(Data items)
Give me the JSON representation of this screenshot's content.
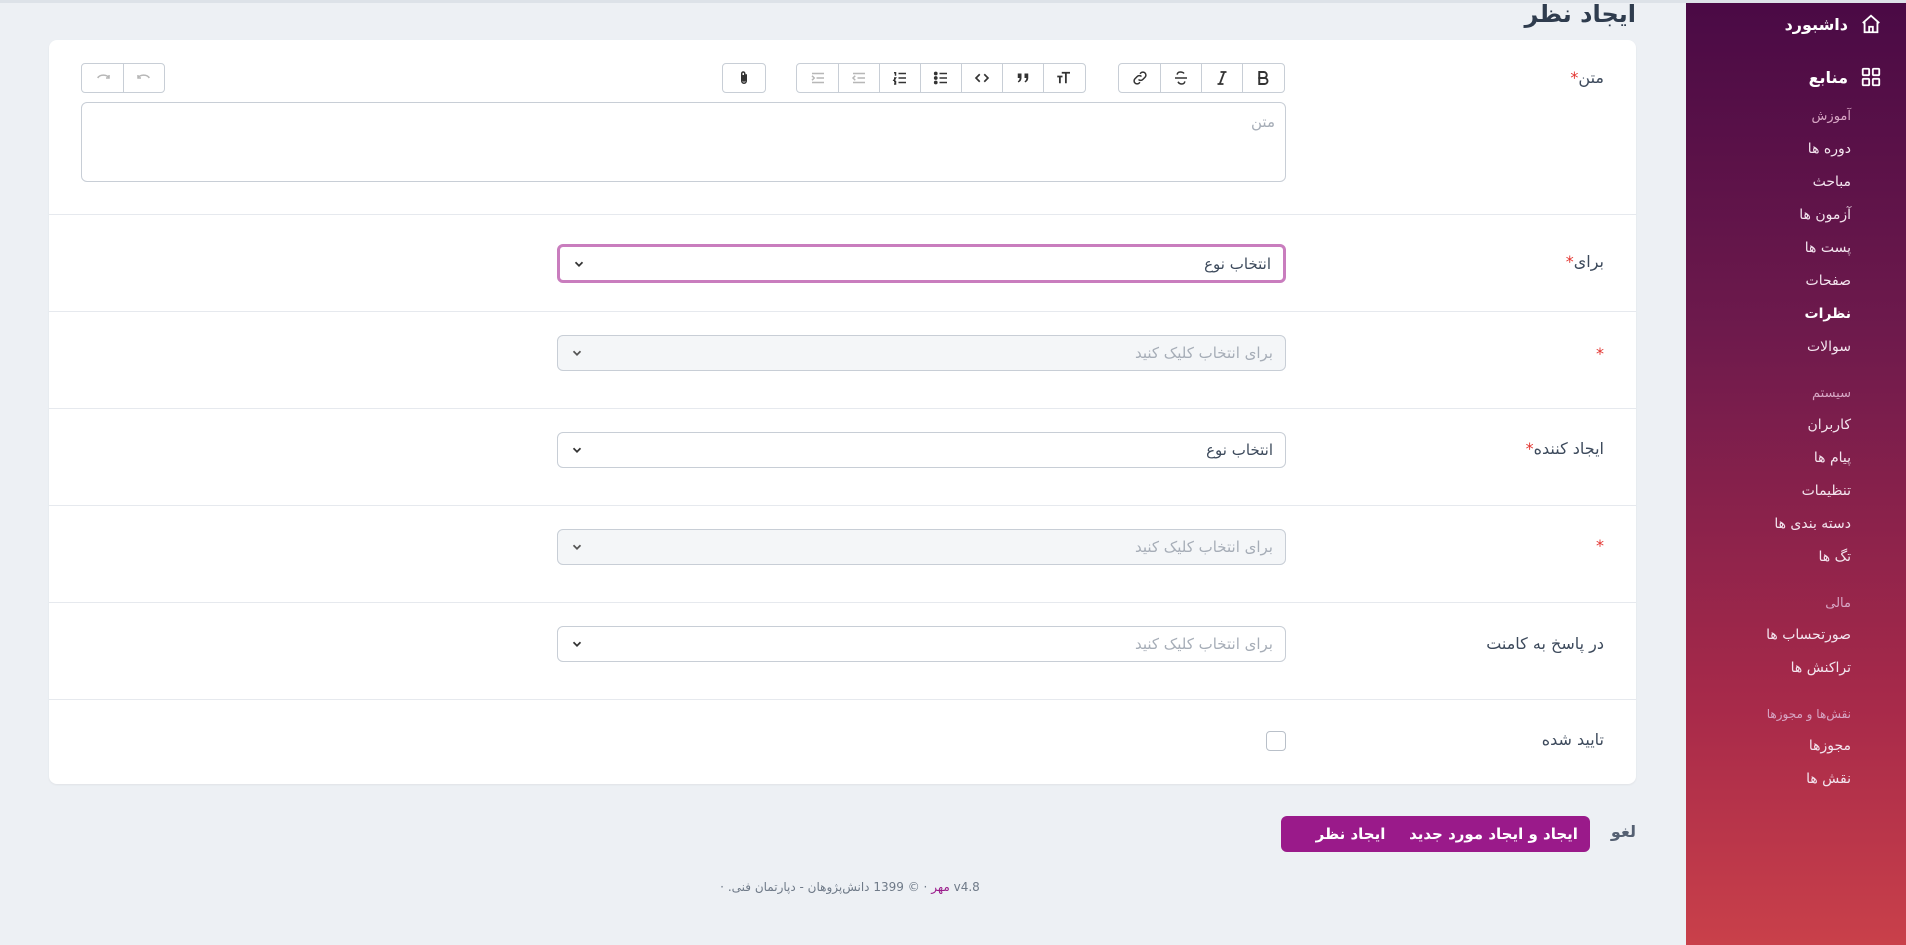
{
  "page": {
    "title": "ایجاد نظر"
  },
  "sidebar": {
    "dashboard": "داشبورد",
    "resources": "منابع",
    "sections": [
      {
        "title": "آموزش",
        "items": [
          "دوره ها",
          "مباحث",
          "آزمون ها",
          "پست ها",
          "صفحات",
          "نظرات",
          "سوالات"
        ]
      },
      {
        "title": "سیستم",
        "items": [
          "کاربران",
          "پیام ها",
          "تنظیمات",
          "دسته بندی ها",
          "تگ ها"
        ]
      },
      {
        "title": "مالی",
        "items": [
          "صورتحساب ها",
          "تراکنش ها"
        ]
      },
      {
        "title": "نقش‌ها و مجوزها",
        "items": [
          "مجوزها",
          "نقش ها"
        ]
      }
    ],
    "active_item": "نظرات"
  },
  "form": {
    "text": {
      "label": "متن",
      "required": "*",
      "placeholder": "متن"
    },
    "for": {
      "label": "برای",
      "required": "*",
      "value": "انتخاب نوع"
    },
    "for_target": {
      "label": "",
      "required": "*",
      "value": "برای انتخاب کلیک کنید"
    },
    "creator": {
      "label": "ایجاد کننده",
      "required": "*",
      "value": "انتخاب نوع"
    },
    "creator_target": {
      "label": "",
      "required": "*",
      "value": "برای انتخاب کلیک کنید"
    },
    "reply_to": {
      "label": "در پاسخ به کامنت",
      "value": "برای انتخاب کلیک کنید"
    },
    "approved": {
      "label": "تایید شده",
      "checked": false
    }
  },
  "toolbar": {
    "format_icons": [
      "bold-icon",
      "italic-icon",
      "strikethrough-icon",
      "link-icon"
    ],
    "block_icons": [
      "heading-icon",
      "quote-icon",
      "code-icon",
      "bullet-list-icon",
      "numbered-list-icon",
      "outdent-icon",
      "indent-icon"
    ],
    "attach_icon": "paperclip-icon",
    "history_icons": [
      "undo-icon",
      "redo-icon"
    ]
  },
  "actions": {
    "create": "ایجاد نظر",
    "create_another": "ایجاد و ایجاد مورد جدید",
    "cancel": "لغو"
  },
  "footer": {
    "brand": "مهر",
    "version": "v4.8",
    "copyright": "© 1399 دانش‌پژوهان - دپارتمان فنی."
  },
  "colors": {
    "accent": "#9a1a8a",
    "sidebar_top": "#4a0a45",
    "sidebar_bottom": "#c9404a",
    "required": "#e3342f"
  }
}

### [THE TASK]
Repeat each record exactly, with the pictures left out.

### [SOLUTION]
Give me the JSON representation of this screenshot's content.
{
  "page": {
    "title": "ایجاد نظر"
  },
  "sidebar": {
    "dashboard": "داشبورد",
    "resources": "منابع",
    "sections": [
      {
        "title": "آموزش",
        "items": [
          "دوره ها",
          "مباحث",
          "آزمون ها",
          "پست ها",
          "صفحات",
          "نظرات",
          "سوالات"
        ]
      },
      {
        "title": "سیستم",
        "items": [
          "کاربران",
          "پیام ها",
          "تنظیمات",
          "دسته بندی ها",
          "تگ ها"
        ]
      },
      {
        "title": "مالی",
        "items": [
          "صورتحساب ها",
          "تراکنش ها"
        ]
      },
      {
        "title": "نقش‌ها و مجوزها",
        "items": [
          "مجوزها",
          "نقش ها"
        ]
      }
    ],
    "active_item": "نظرات"
  },
  "form": {
    "text": {
      "label": "متن",
      "required": "*",
      "placeholder": "متن"
    },
    "for": {
      "label": "برای",
      "required": "*",
      "value": "انتخاب نوع"
    },
    "for_target": {
      "label": "",
      "required": "*",
      "value": "برای انتخاب کلیک کنید"
    },
    "creator": {
      "label": "ایجاد کننده",
      "required": "*",
      "value": "انتخاب نوع"
    },
    "creator_target": {
      "label": "",
      "required": "*",
      "value": "برای انتخاب کلیک کنید"
    },
    "reply_to": {
      "label": "در پاسخ به کامنت",
      "value": "برای انتخاب کلیک کنید"
    },
    "approved": {
      "label": "تایید شده",
      "checked": false
    }
  },
  "toolbar": {
    "format_icons": [
      "bold-icon",
      "italic-icon",
      "strikethrough-icon",
      "link-icon"
    ],
    "block_icons": [
      "heading-icon",
      "quote-icon",
      "code-icon",
      "bullet-list-icon",
      "numbered-list-icon",
      "outdent-icon",
      "indent-icon"
    ],
    "attach_icon": "paperclip-icon",
    "history_icons": [
      "undo-icon",
      "redo-icon"
    ]
  },
  "actions": {
    "create": "ایجاد نظر",
    "create_another": "ایجاد و ایجاد مورد جدید",
    "cancel": "لغو"
  },
  "footer": {
    "brand": "مهر",
    "version": "v4.8",
    "copyright": "© 1399 دانش‌پژوهان - دپارتمان فنی."
  },
  "colors": {
    "accent": "#9a1a8a",
    "sidebar_top": "#4a0a45",
    "sidebar_bottom": "#c9404a",
    "required": "#e3342f"
  }
}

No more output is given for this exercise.